▶ _Data in this exercise_:
--- Start ---

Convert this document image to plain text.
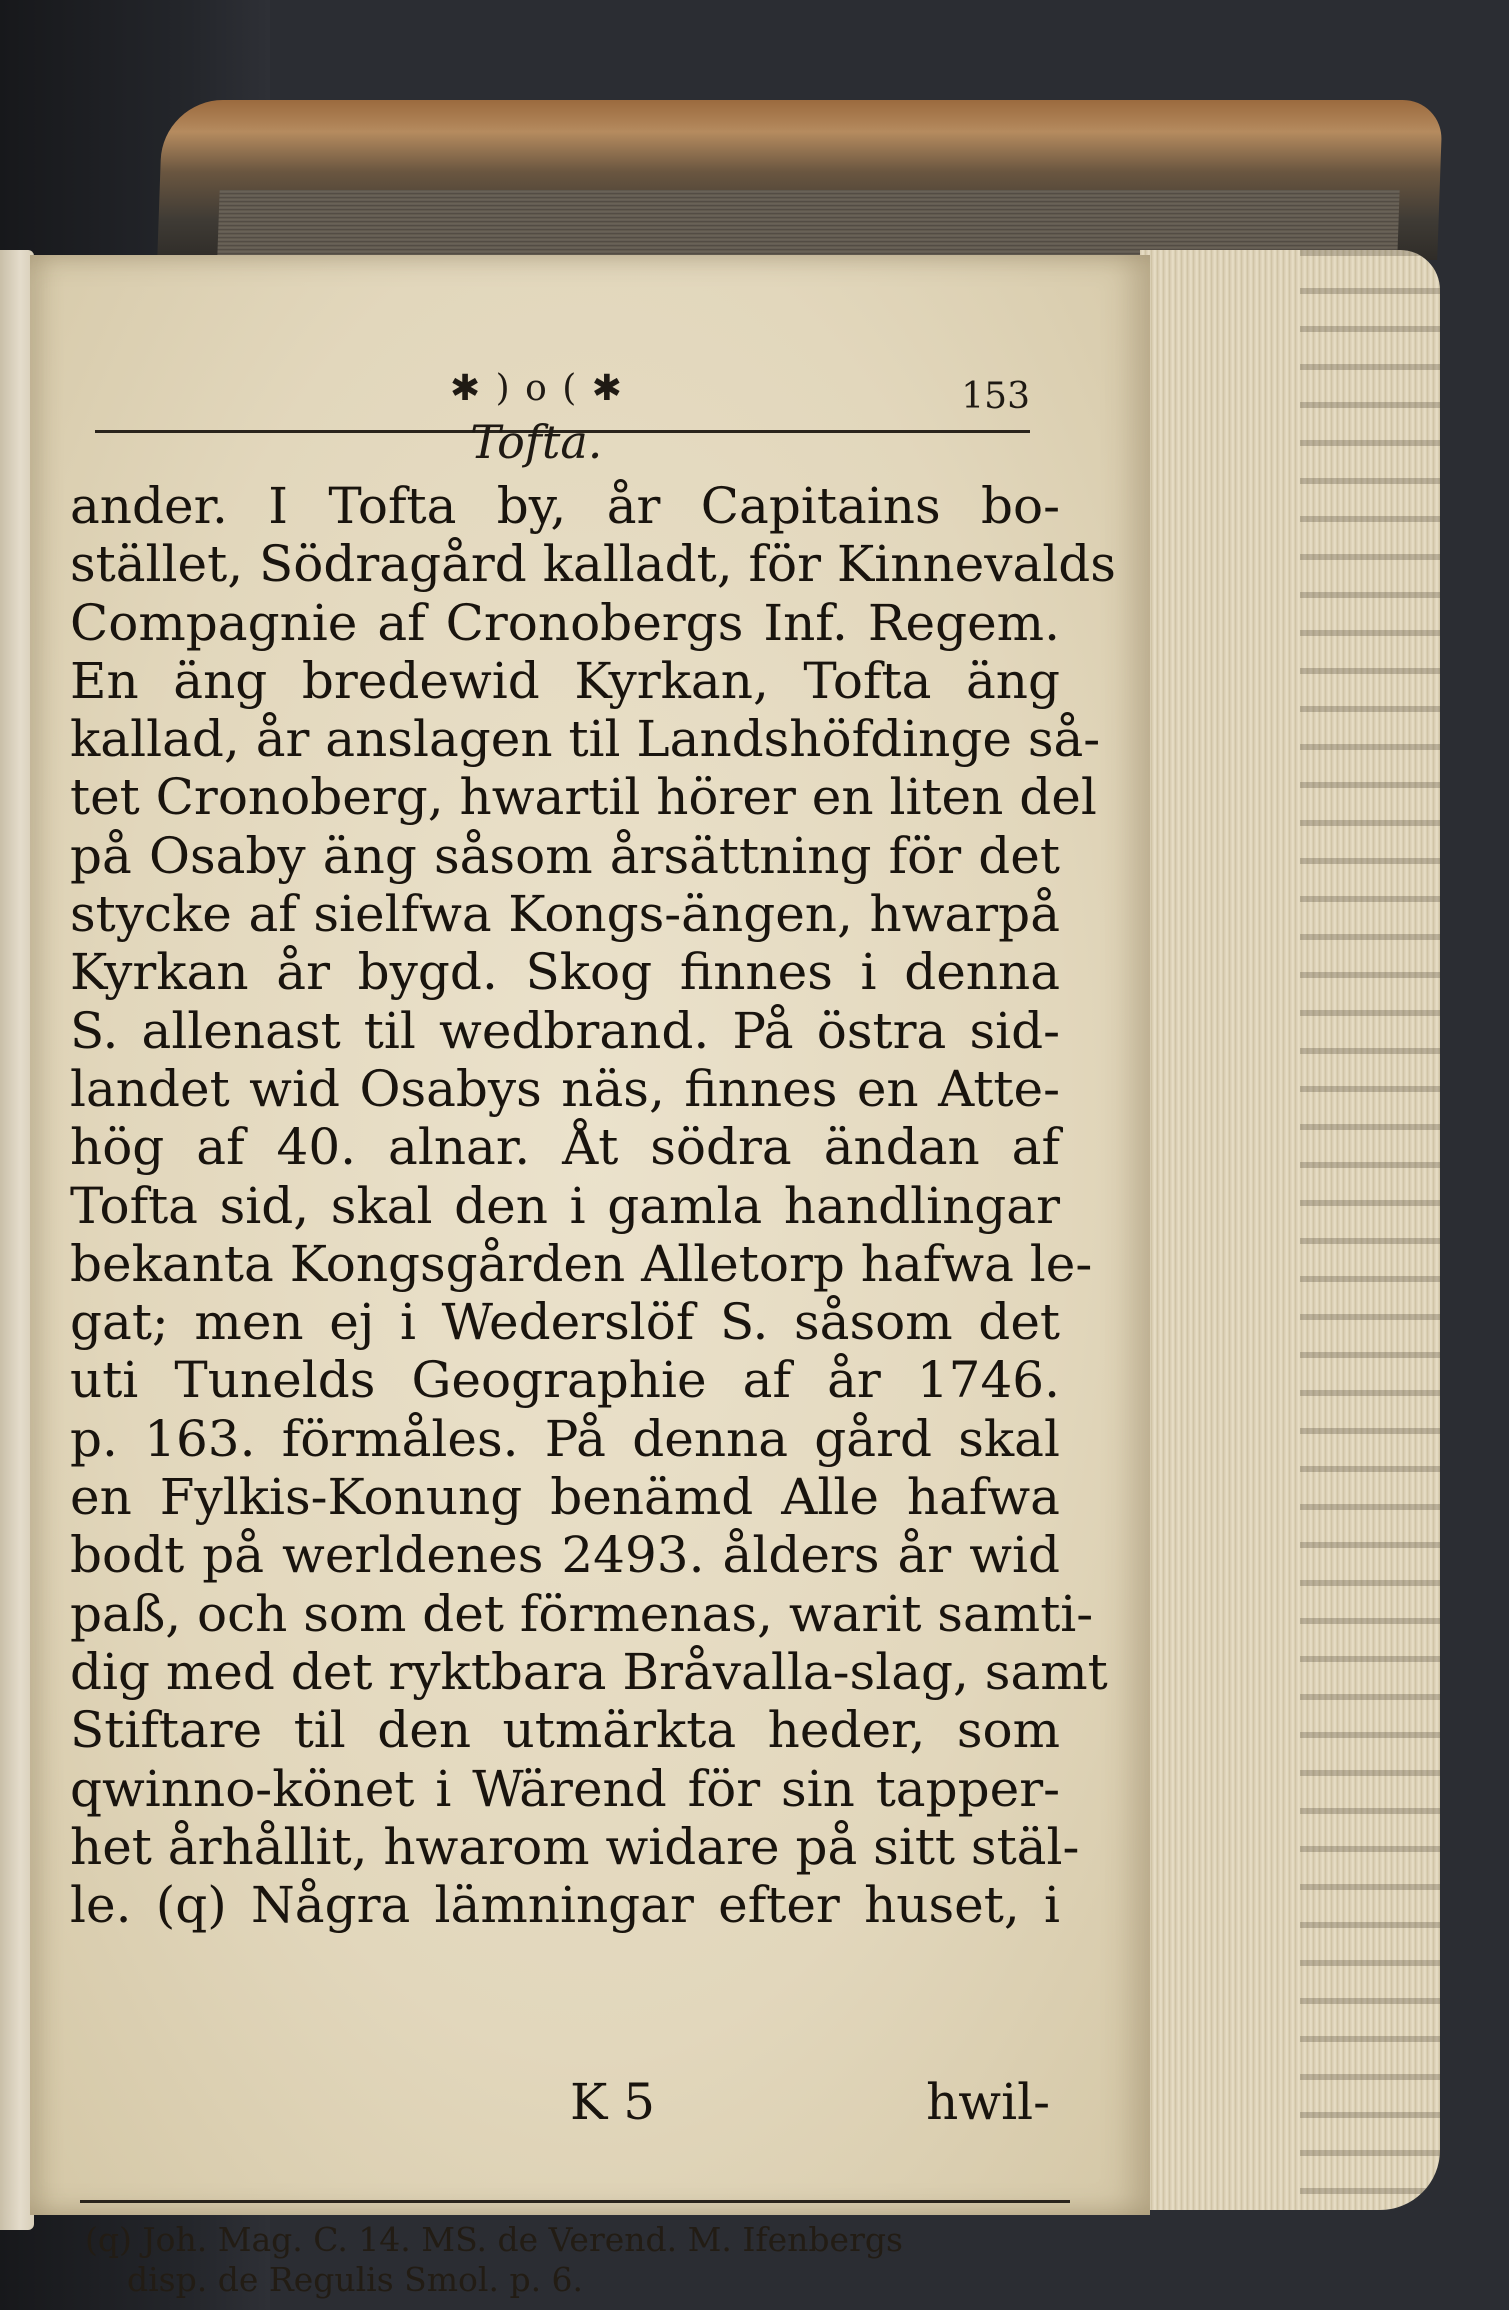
✱ ) o ( ✱	153
Tofta.
ander. I Tofta by, år Capitains bo-
stället, Södragård kalladt, för Kinnevalds
Compagnie af Cronobergs Inf. Regem.
En äng bredewid Kyrkan, Tofta äng
kallad, år anslagen til Landshöfdinge så-
tet Cronoberg, hwartil hörer en liten del
på Osaby äng såsom årsättning för det
stycke af sielfwa Kongs-ängen, hwarpå
Kyrkan år bygd. Skog finnes i denna
S. allenast til wedbrand. På östra sid-
landet wid Osabys näs, finnes en Atte-
hög af 40. alnar. Åt södra ändan af
Tofta sid, skal den i gamla handlingar
bekanta Kongsgården Alletorp hafwa le-
gat; men ej i Wederslöf S. såsom det
uti Tunelds Geographie af år 1746.
p. 163. förmåles. På denna gård skal
en Fylkis-Konung benämd Alle hafwa
bodt på werldenes 2493. ålders år wid
paß, och som det förmenas, warit samti-
dig med det ryktbara Bråvalla-slag, samt
Stiftare til den utmärkta heder, som
qwinno-könet i Wärend för sin tapper-
het århållit, hwarom widare på sitt stäl-
le. (q) Några lämningar efter huset, i
K 5	hwil-
(q) Joh. Mag. C. 14. MS. de Verend. M. Ifenbergs
disp. de Regulis Smol. p. 6.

--- End ---

The entries above are to be returned exactly, without their pictures.

Convert this document image to plain text.
✱ ) o ( ✱	153
Tofta.
ander. I Tofta by, år Capitains bo-
stället, Södragård kalladt, för Kinnevalds
Compagnie af Cronobergs Inf. Regem.
En äng bredewid Kyrkan, Tofta äng
kallad, år anslagen til Landshöfdinge så-
tet Cronoberg, hwartil hörer en liten del
på Osaby äng såsom årsättning för det
stycke af sielfwa Kongs-ängen, hwarpå
Kyrkan år bygd. Skog finnes i denna
S. allenast til wedbrand. På östra sid-
landet wid Osabys näs, finnes en Atte-
hög af 40. alnar. Åt södra ändan af
Tofta sid, skal den i gamla handlingar
bekanta Kongsgården Alletorp hafwa le-
gat; men ej i Wederslöf S. såsom det
uti Tunelds Geographie af år 1746.
p. 163. förmåles. På denna gård skal
en Fylkis-Konung benämd Alle hafwa
bodt på werldenes 2493. ålders år wid
paß, och som det förmenas, warit samti-
dig med det ryktbara Bråvalla-slag, samt
Stiftare til den utmärkta heder, som
qwinno-könet i Wärend för sin tapper-
het århållit, hwarom widare på sitt stäl-
le. (q) Några lämningar efter huset, i
K 5	hwil-
(q) Joh. Mag. C. 14. MS. de Verend. M. Ifenbergs
disp. de Regulis Smol. p. 6.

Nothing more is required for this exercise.